BEGIN Provided text

In our work we compared three color spaces for analyzing color images: RGB, LAB, and the deconvolved HE color space using the Ruifrock and Johnston algorithm (45). Example image panels in these three color schemes are shown in Fig. 4 using a portion of a TMA core with benign (nevus) tissue. The component channels of the same color image panels (4a) are displayed using HE (H and E in 4b and 4c, respectively), LAB (channels L, a*, b* in Fig. 4d–f, respectively), and RGB (R, G, and B in Fig. 4g–i, respectively). As one can easily see in Fig. 4, visual patterns in the three RGB channels (Fig. 4g–i) appear very similar to each other. This is not the case for H and E channels (Fig. 4b–c), and the component channels in LAB space (Fig. 4d–f) appear somewhat less redundant morphologically, but not as independent as the HE channels. The H&E’s stain concentrations carry the most relevant biological signal, corresponding to cell nuclei and cytoplasm. The size and shape of nuclei have been consistently considered important and indicative markers in cancer diagnosis (50,51), and thus we used the H channel for subsequent classification.

Figure 4.

Figure 4

Different color spaces used in tissue classification: a) original tricolor RGB, b) HE (H), c) HE (E), d) Lab (L), e) Lab (a), f) Lab (a), g) RGB (Red), h) RGB (Green), and i) RGB (Blue).

The classification scheme shown in Fig. 3b allows working with arbitrary kinds of multi-channel data because it relies on a global set of image features and does not rely on additional parameters or segmentation that may effect subsequent classification. This non-parametric approach allows for direct comparisons of the relative information content of different color schemes for classification purposes using one or more channels. Table 1 shows the average classification accuracy for the seven tissues using three classifiers (WND, RBF, and kNN) and three color spaces (RGB, LAB, and HE). Although the three classifiers perform similarly to each other in the three color spaces, there is a significant and consistent difference in classification accuracy between the three color spaces tested. The average accuracy over the three classifiers in LAB and RGB was modest (72% and 75%, respectively), but was markedly higher in the HE space (95%). We conclude that the HE space provides the best signal, allowing the single H-channel to outperform the three-channel spaces RGB and LAB.

END Provided text

■ Instructions to follow
Rewrite the passage on color spaces, starting with "Different color spaces" and going on through "i) RGB (Blue).", swapping "tissue classification" for "tissue analysis".

BEGIN Entries supplied

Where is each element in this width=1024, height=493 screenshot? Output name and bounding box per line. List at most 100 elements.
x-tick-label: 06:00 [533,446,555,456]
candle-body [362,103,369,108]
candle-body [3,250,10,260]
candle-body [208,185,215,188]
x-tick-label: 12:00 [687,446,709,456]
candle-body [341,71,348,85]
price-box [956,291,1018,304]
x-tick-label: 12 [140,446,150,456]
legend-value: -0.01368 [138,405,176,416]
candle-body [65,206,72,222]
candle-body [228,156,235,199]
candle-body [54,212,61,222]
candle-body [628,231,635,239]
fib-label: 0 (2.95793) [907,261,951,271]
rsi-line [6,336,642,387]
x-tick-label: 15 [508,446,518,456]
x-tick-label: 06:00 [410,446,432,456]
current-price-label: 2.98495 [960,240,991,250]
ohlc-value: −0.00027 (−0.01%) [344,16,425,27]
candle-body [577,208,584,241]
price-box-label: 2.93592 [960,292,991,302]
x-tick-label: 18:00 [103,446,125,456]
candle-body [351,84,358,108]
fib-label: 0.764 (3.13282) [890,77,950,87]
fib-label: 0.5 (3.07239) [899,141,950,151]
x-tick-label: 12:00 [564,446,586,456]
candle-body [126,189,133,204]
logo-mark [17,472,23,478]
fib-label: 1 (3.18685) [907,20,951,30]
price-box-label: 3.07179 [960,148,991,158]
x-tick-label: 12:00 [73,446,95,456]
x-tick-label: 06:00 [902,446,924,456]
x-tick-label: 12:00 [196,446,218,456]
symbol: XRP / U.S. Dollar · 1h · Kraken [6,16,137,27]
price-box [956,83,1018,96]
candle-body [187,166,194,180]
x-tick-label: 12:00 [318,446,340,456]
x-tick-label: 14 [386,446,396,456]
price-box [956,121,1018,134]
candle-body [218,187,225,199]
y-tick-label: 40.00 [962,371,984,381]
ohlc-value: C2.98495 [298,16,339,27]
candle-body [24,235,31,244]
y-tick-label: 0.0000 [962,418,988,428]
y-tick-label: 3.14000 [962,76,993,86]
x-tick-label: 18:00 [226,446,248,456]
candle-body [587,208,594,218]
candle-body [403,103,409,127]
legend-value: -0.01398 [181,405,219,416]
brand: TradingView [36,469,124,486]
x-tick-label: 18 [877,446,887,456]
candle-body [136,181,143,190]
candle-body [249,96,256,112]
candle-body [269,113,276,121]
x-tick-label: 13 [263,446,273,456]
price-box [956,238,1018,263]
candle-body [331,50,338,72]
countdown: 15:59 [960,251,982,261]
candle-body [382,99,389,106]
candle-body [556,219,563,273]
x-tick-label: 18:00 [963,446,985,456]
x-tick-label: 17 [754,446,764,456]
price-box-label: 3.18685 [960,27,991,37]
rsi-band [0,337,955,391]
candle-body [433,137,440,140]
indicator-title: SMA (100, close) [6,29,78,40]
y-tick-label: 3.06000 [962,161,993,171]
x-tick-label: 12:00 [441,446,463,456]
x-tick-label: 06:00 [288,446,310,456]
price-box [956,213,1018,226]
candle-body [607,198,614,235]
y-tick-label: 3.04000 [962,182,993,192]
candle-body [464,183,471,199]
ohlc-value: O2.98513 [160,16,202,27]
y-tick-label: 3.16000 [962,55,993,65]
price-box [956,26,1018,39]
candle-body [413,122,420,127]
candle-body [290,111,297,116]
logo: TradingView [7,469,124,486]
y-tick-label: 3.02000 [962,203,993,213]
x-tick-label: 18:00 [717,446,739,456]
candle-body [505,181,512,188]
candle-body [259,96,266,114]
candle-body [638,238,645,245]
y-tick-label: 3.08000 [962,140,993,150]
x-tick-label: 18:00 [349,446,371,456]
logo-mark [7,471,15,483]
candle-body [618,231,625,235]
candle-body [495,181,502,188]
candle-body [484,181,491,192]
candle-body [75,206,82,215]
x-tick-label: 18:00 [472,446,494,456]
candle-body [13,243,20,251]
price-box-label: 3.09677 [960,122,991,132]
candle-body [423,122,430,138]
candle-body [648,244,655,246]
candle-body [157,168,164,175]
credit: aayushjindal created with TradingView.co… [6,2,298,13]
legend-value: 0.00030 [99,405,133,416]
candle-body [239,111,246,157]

END Entries supplied

■ Solution to the problem
Different color spaces used in tissue analysis: a) original tricolor RGB, b) HE (H), c) HE (E), d) Lab (L), e) Lab (a), f) Lab (a), g) RGB (Red), h) RGB (Green), and i) RGB (Blue).